=== Stated exercise 1 ===
The housing block text names the features of the block that anticipated the Brunswick Centre. List all of them.
=== Stated exercise 2 ===
In the housing block text, write out the part that opens with the words containing "Built in the" and closes with "a decontamination centre.", swapping "covered market" for "covered arcade".
=== Stated exercise 3 ===
Rewrite the housing block text's paragraph beginning "Built in the 1930s" as a shorter version that keeps its main facts.

=== Selected extract ===
Built in the 1930s, the block's concept of the stepped section, use of concrete behind traditional materials and its combination of functions anticipated the much larger and monumental Brunswick Centre, LB Camden, built in 1967-72. The concept was unique in pre-war social housing, and the significance and innovative concept deserve recognition. The original idea was that the central portion of the building beneath the stepped flats should be used as a covered market, the income from which would be used to subsidise the rents of the flats above. However, during the building period, land in the area was designated for residential use only, so this interesting economic project was still-born. In the Second World War the space was rented by Hackney Council and used as a store for air raid precaution equipment, and as a decontamination centre.

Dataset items
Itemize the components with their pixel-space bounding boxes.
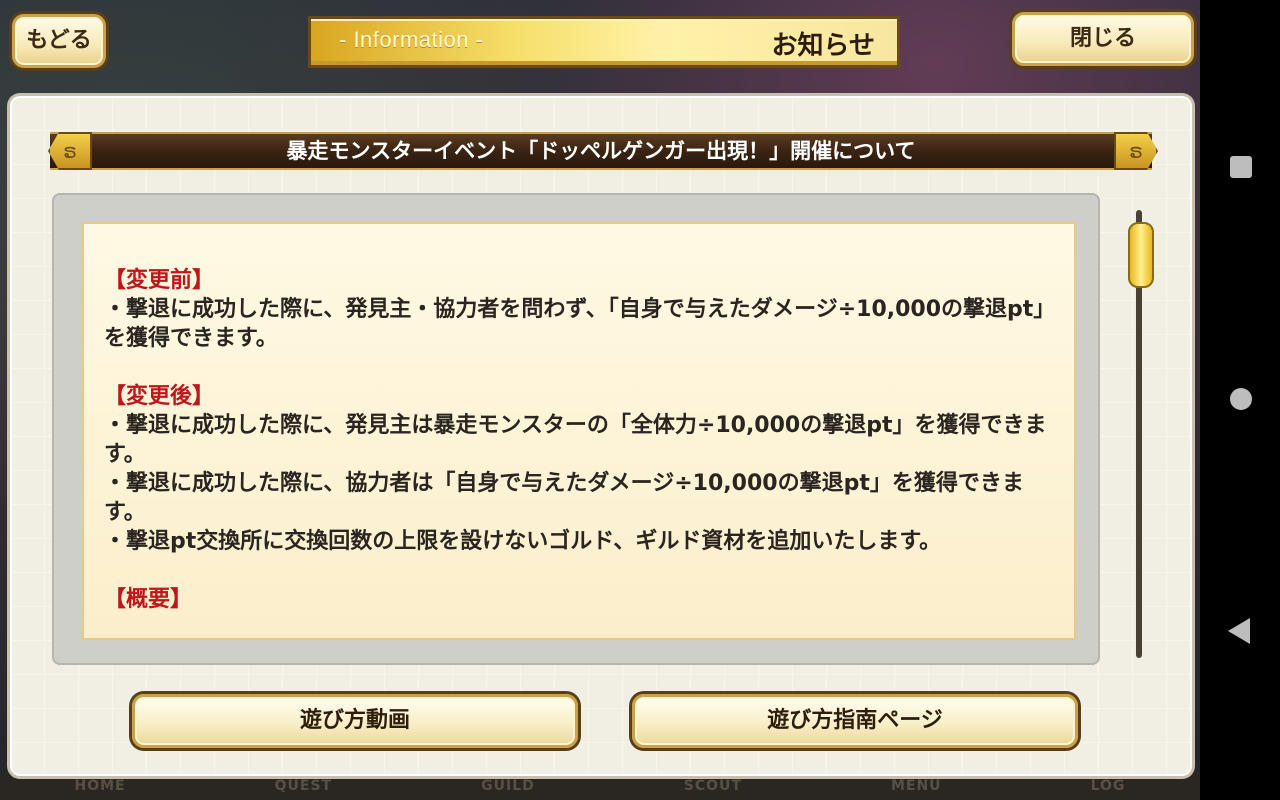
square-icon[interactable] xyxy=(1230,156,1252,178)
tab-home[interactable]: HOME xyxy=(75,778,126,794)
how-to-play-guide-button[interactable]: 遊び方指南ページ xyxy=(632,694,1078,748)
how-to-play-video-button[interactable]: 遊び方動画 xyxy=(132,694,578,748)
section-paragraph: ・撃退pt交換所に交換回数の上限を設けないゴルド、ギルド資材を追加いたします。 xyxy=(104,529,942,554)
section-paragraph: ・撃退に成功した際に、協力者は「自身で与えたダメージ÷10,000の撃退pt」を… xyxy=(104,471,1024,525)
page-title: お知らせ xyxy=(771,31,875,61)
section-heading: 【変更前】 xyxy=(104,268,215,293)
tab-scout[interactable]: SCOUT xyxy=(684,778,742,794)
title-bar: - Information - お知らせ xyxy=(308,16,900,68)
back-button[interactable]: もどる xyxy=(12,14,106,68)
tab-quest[interactable]: QUEST xyxy=(275,778,332,794)
content-scroll-area[interactable]: 【変更前】 ・撃退に成功した際に、発見主・協力者を問わず、「自身で与えたダメージ… xyxy=(82,222,1076,640)
bottom-tab-bar: HOME QUEST GUILD SCOUT MENU LOG xyxy=(0,772,1200,800)
announcement-body: 【変更前】 ・撃退に成功した際に、発見主・協力者を問わず、「自身で与えたダメージ… xyxy=(104,266,1054,614)
tab-log[interactable]: LOG xyxy=(1091,778,1126,794)
title-english: - Information - xyxy=(339,27,484,52)
tab-menu[interactable]: MENU xyxy=(891,778,942,794)
section-heading: 【変更後】 xyxy=(104,384,215,409)
section-paragraph: ・撃退に成功した際に、発見主は暴走モンスターの「全体力÷10,000の撃退pt」… xyxy=(104,413,1047,467)
section-paragraph: ・撃退に成功した際に、発見主・協力者を問わず、「自身で与えたダメージ÷10,00… xyxy=(104,297,1045,351)
close-button[interactable]: 閉じる xyxy=(1012,12,1194,66)
content-fade xyxy=(84,608,1074,638)
scrollbar-thumb[interactable] xyxy=(1128,222,1154,288)
announcement-title: 暴走モンスターイベント「ドッペルゲンガー出現！」開催について xyxy=(50,132,1152,170)
tab-guild[interactable]: GUILD xyxy=(481,778,535,794)
triangle-back-icon[interactable] xyxy=(1228,618,1250,644)
circle-icon[interactable] xyxy=(1230,388,1252,410)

=== Complete answer 1 ===
- The concept of the stepped section
- The use of concrete behind traditional materials
- The combination of functions

=== Complete answer 2 ===
Built in the 1930s, the block's concept of the stepped section, use of concrete behind traditional materials and its combination of functions anticipated the much larger and monumental Brunswick Centre, LB Camden, built in 1967-72. The concept was unique in pre-war social housing, and the significance and innovative concept deserve recognition. The original idea was that the central portion of the building beneath the stepped flats should be used as a covered arcade, the income from which would be used to subsidise the rents of the flats above. However, during the building period, land in the area was designated for residential use only, so this interesting economic project was still-born. In the Second World War the space was rented by Hackney Council and used as a store for air raid precaution equipment, and as a decontamination centre.

=== Complete answer 3 ===
Built in the 1930s, the block had a stepped section, concrete behind traditional materials and a mix of functions. These features anticipated the Brunswick Centre in LB Camden, built in 1967-72. The concept was unique in pre-war social housing. The space beneath the stepped flats was meant to be a covered market whose income would subsidize the rents of the flats above. The plan failed because the area's land was designated for residential use only during construction. In the Second World War, Hackney Council rented the space as a store for air raid precaution equipment and as a decontamination centre.